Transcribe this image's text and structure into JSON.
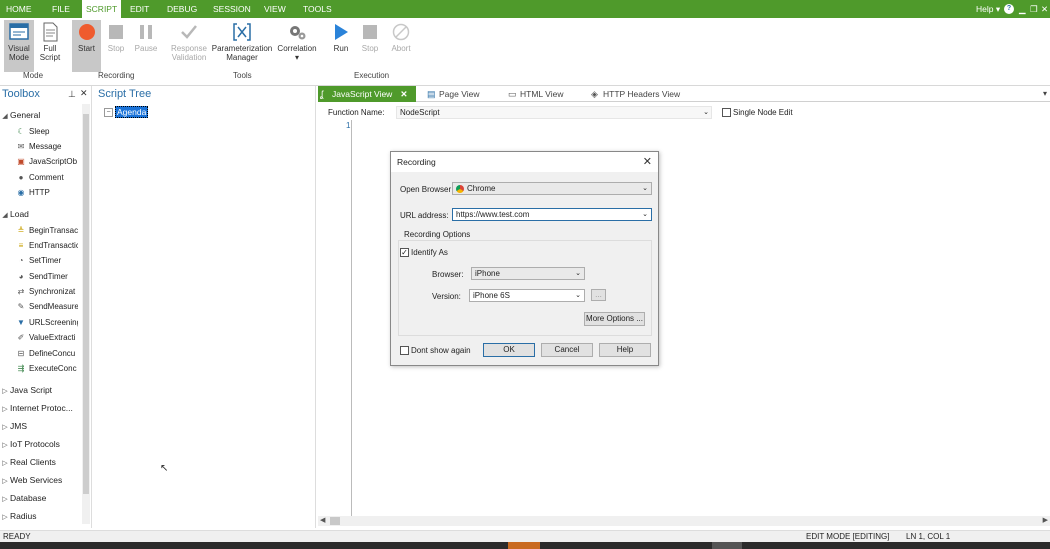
{
  "menubar": {
    "items": [
      "HOME",
      "FILE",
      "SCRIPT",
      "EDIT",
      "DEBUG",
      "SESSION",
      "VIEW",
      "TOOLS"
    ],
    "active": "SCRIPT",
    "help_label": "Help",
    "colors": {
      "accent": "#4f9a2b",
      "link": "#2a6ea6"
    }
  },
  "ribbon": {
    "visual_mode": "Visual Mode",
    "visual_mode_line1": "Visual",
    "visual_mode_line2": "Mode",
    "full_script_line1": "Full",
    "full_script_line2": "Script",
    "mode_group": "Mode",
    "start": "Start",
    "stop": "Stop",
    "pause": "Pause",
    "recording_group": "Recording",
    "response_validation_line1": "Response",
    "response_validation_line2": "Validation",
    "param_manager_line1": "Parameterization",
    "param_manager_line2": "Manager",
    "correlation": "Correlation",
    "tools_group": "Tools",
    "run": "Run",
    "stop_exec": "Stop",
    "abort": "Abort",
    "execution_group": "Execution"
  },
  "toolbox": {
    "title": "Toolbox",
    "sections": [
      {
        "label": "General",
        "expanded": true
      },
      {
        "label": "Load",
        "expanded": true
      },
      {
        "label": "Java Script",
        "expanded": false
      },
      {
        "label": "Internet Protoc...",
        "expanded": false
      },
      {
        "label": "JMS",
        "expanded": false
      },
      {
        "label": "IoT Protocols",
        "expanded": false
      },
      {
        "label": "Real Clients",
        "expanded": false
      },
      {
        "label": "Web Services",
        "expanded": false
      },
      {
        "label": "Database",
        "expanded": false
      },
      {
        "label": "Radius",
        "expanded": false
      }
    ],
    "general_items": [
      "Sleep",
      "Message",
      "JavaScriptOb",
      "Comment",
      "HTTP"
    ],
    "load_items": [
      "BeginTransac",
      "EndTransactic",
      "SetTimer",
      "SendTimer",
      "Synchronizat",
      "SendMeasure",
      "URLScreening",
      "ValueExtracti",
      "DefineConcu",
      "ExecuteConc"
    ]
  },
  "script_tree": {
    "title": "Script Tree",
    "root_node": "Agenda"
  },
  "editor": {
    "tabs": [
      "JavaScript View",
      "Page View",
      "HTML View",
      "HTTP Headers View"
    ],
    "active_tab": "JavaScript View",
    "function_name_label": "Function Name:",
    "function_name_value": "NodeScript",
    "single_node_edit": "Single Node Edit",
    "line_number": "1"
  },
  "dialog": {
    "title": "Recording",
    "open_browser_label": "Open Browser",
    "open_browser_value": "Chrome",
    "url_label": "URL address:",
    "url_value": "https://www.test.com",
    "recording_options_label": "Recording Options",
    "identify_as_label": "Identify As",
    "identify_as_checked": true,
    "browser_label": "Browser:",
    "browser_value": "iPhone",
    "version_label": "Version:",
    "version_value": "iPhone 6S",
    "ellipsis_button": "...",
    "more_options_button": "More Options ...",
    "dont_show_label": "Dont show again",
    "ok_button": "OK",
    "cancel_button": "Cancel",
    "help_button": "Help"
  },
  "statusbar": {
    "ready": "READY",
    "mode": "EDIT MODE [EDITING]",
    "position": "LN 1, COL 1"
  }
}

Directions for this task: Restate the records word for word, omitting images.

Worked solution:
Transcribe this image's text and structure into JSON.
{
  "menubar": {
    "items": [
      "HOME",
      "FILE",
      "SCRIPT",
      "EDIT",
      "DEBUG",
      "SESSION",
      "VIEW",
      "TOOLS"
    ],
    "active": "SCRIPT",
    "help_label": "Help",
    "colors": {
      "accent": "#4f9a2b",
      "link": "#2a6ea6"
    }
  },
  "ribbon": {
    "visual_mode": "Visual Mode",
    "visual_mode_line1": "Visual",
    "visual_mode_line2": "Mode",
    "full_script_line1": "Full",
    "full_script_line2": "Script",
    "mode_group": "Mode",
    "start": "Start",
    "stop": "Stop",
    "pause": "Pause",
    "recording_group": "Recording",
    "response_validation_line1": "Response",
    "response_validation_line2": "Validation",
    "param_manager_line1": "Parameterization",
    "param_manager_line2": "Manager",
    "correlation": "Correlation",
    "tools_group": "Tools",
    "run": "Run",
    "stop_exec": "Stop",
    "abort": "Abort",
    "execution_group": "Execution"
  },
  "toolbox": {
    "title": "Toolbox",
    "sections": [
      {
        "label": "General",
        "expanded": true
      },
      {
        "label": "Load",
        "expanded": true
      },
      {
        "label": "Java Script",
        "expanded": false
      },
      {
        "label": "Internet Protoc...",
        "expanded": false
      },
      {
        "label": "JMS",
        "expanded": false
      },
      {
        "label": "IoT Protocols",
        "expanded": false
      },
      {
        "label": "Real Clients",
        "expanded": false
      },
      {
        "label": "Web Services",
        "expanded": false
      },
      {
        "label": "Database",
        "expanded": false
      },
      {
        "label": "Radius",
        "expanded": false
      }
    ],
    "general_items": [
      "Sleep",
      "Message",
      "JavaScriptOb",
      "Comment",
      "HTTP"
    ],
    "load_items": [
      "BeginTransac",
      "EndTransactic",
      "SetTimer",
      "SendTimer",
      "Synchronizat",
      "SendMeasure",
      "URLScreening",
      "ValueExtracti",
      "DefineConcu",
      "ExecuteConc"
    ]
  },
  "script_tree": {
    "title": "Script Tree",
    "root_node": "Agenda"
  },
  "editor": {
    "tabs": [
      "JavaScript View",
      "Page View",
      "HTML View",
      "HTTP Headers View"
    ],
    "active_tab": "JavaScript View",
    "function_name_label": "Function Name:",
    "function_name_value": "NodeScript",
    "single_node_edit": "Single Node Edit",
    "line_number": "1"
  },
  "dialog": {
    "title": "Recording",
    "open_browser_label": "Open Browser",
    "open_browser_value": "Chrome",
    "url_label": "URL address:",
    "url_value": "https://www.test.com",
    "recording_options_label": "Recording Options",
    "identify_as_label": "Identify As",
    "identify_as_checked": true,
    "browser_label": "Browser:",
    "browser_value": "iPhone",
    "version_label": "Version:",
    "version_value": "iPhone 6S",
    "ellipsis_button": "...",
    "more_options_button": "More Options ...",
    "dont_show_label": "Dont show again",
    "ok_button": "OK",
    "cancel_button": "Cancel",
    "help_button": "Help"
  },
  "statusbar": {
    "ready": "READY",
    "mode": "EDIT MODE [EDITING]",
    "position": "LN 1, COL 1"
  }
}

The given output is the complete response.